**Directions for this task**
Collect the lines of the entries where "type" shows up.

**Data in this exercise**
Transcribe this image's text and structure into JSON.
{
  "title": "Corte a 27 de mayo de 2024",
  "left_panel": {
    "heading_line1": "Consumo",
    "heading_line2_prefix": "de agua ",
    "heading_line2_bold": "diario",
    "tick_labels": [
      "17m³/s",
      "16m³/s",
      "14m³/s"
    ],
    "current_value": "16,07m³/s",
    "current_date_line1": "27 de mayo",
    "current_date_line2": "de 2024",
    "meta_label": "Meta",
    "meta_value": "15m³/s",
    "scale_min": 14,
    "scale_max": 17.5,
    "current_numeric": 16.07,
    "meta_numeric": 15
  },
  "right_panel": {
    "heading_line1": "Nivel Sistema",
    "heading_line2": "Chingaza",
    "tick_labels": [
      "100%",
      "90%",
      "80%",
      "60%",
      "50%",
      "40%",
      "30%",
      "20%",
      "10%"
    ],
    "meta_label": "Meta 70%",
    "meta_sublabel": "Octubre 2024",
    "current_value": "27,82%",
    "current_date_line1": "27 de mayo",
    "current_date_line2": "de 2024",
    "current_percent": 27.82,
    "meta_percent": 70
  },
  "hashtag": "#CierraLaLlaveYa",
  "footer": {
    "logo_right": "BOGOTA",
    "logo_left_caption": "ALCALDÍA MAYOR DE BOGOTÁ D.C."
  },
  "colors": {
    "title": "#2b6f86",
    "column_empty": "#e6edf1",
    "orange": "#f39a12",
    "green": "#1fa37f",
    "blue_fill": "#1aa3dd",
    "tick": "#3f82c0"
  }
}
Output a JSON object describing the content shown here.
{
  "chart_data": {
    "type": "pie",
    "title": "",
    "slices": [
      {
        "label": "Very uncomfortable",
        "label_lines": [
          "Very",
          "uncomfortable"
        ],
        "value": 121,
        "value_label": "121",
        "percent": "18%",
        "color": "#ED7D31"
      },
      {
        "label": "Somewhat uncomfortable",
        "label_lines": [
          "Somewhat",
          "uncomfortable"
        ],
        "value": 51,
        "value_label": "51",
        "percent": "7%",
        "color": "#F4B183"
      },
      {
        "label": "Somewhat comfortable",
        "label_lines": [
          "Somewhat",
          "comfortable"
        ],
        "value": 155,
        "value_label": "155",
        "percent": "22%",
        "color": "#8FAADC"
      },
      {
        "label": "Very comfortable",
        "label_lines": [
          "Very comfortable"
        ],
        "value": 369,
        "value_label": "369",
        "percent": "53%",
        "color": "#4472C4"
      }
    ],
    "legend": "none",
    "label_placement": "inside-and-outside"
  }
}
==
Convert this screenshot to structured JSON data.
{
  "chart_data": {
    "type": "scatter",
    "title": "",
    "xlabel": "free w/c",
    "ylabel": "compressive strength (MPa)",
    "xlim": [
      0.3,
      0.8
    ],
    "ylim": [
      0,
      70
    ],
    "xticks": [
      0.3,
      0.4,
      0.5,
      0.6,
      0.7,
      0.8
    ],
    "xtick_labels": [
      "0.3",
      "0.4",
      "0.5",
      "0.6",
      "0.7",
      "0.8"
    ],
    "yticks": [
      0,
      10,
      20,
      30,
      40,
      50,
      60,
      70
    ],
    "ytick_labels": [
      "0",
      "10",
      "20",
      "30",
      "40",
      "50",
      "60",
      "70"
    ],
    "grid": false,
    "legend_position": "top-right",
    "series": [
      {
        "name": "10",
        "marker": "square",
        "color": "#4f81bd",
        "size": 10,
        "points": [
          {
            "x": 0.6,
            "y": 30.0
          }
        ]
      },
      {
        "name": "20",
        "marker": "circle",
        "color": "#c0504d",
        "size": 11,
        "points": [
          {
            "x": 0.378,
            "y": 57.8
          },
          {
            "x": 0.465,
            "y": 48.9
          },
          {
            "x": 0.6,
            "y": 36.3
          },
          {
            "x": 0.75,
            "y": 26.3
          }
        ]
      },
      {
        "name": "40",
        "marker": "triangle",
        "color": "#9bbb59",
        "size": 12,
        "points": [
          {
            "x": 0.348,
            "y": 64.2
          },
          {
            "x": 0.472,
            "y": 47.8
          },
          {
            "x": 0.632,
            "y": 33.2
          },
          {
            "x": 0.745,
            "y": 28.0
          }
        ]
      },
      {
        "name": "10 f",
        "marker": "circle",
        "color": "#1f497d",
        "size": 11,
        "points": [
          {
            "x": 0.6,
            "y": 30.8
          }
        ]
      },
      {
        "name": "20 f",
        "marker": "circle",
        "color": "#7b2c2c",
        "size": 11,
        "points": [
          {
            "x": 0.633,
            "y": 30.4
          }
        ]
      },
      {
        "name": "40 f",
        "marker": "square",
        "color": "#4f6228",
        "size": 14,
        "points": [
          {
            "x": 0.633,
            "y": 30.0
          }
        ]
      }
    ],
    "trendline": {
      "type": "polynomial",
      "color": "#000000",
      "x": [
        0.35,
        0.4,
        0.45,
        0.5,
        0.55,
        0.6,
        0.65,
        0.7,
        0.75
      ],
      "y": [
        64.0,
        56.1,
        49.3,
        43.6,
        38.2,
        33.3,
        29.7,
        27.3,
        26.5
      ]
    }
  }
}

**Exercise output**
    "type": "pie",
    "type": "scatter",
      "type": "polynomial",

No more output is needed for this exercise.